- **What you have to do**
Check each line of the listing for the word "Gradual" and give only the number of lines that have it.

## START Input

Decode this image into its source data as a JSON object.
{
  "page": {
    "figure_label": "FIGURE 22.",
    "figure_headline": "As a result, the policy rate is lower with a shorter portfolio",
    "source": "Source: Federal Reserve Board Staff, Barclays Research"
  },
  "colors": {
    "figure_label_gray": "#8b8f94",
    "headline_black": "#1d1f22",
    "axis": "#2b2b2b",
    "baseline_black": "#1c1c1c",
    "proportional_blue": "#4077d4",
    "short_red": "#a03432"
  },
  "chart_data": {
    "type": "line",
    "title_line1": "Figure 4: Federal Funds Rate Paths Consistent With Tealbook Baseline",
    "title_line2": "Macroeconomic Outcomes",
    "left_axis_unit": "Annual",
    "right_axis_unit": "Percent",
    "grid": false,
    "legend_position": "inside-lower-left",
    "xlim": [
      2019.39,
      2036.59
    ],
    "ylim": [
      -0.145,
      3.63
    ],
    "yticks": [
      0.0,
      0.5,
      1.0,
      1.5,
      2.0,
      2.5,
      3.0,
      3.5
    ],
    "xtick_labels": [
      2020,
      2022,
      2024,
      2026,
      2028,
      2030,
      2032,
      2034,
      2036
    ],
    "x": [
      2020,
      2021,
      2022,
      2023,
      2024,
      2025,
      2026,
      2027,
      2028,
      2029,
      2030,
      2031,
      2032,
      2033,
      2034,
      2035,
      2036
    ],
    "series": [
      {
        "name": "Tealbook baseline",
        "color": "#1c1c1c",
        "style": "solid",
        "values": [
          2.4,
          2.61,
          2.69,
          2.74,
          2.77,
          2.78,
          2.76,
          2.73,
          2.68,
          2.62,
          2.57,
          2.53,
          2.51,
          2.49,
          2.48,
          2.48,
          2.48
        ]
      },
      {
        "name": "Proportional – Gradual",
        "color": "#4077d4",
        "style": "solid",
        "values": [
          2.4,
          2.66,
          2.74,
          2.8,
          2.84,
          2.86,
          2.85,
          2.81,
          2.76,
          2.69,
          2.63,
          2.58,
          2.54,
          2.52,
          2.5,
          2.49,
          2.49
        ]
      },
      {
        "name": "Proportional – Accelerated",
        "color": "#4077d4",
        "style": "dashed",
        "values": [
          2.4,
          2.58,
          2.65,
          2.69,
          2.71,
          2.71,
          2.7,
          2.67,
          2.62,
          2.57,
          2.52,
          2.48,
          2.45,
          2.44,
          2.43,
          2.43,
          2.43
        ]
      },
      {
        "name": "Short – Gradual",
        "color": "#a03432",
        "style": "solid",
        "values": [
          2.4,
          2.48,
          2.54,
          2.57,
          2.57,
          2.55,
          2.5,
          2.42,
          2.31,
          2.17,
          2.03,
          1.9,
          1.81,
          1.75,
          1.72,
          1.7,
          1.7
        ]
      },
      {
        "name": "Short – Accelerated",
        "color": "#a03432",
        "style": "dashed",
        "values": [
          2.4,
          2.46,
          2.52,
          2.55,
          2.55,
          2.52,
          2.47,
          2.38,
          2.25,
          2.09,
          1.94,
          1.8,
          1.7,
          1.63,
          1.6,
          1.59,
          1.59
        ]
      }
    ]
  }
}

## END Input

- **Task response**
2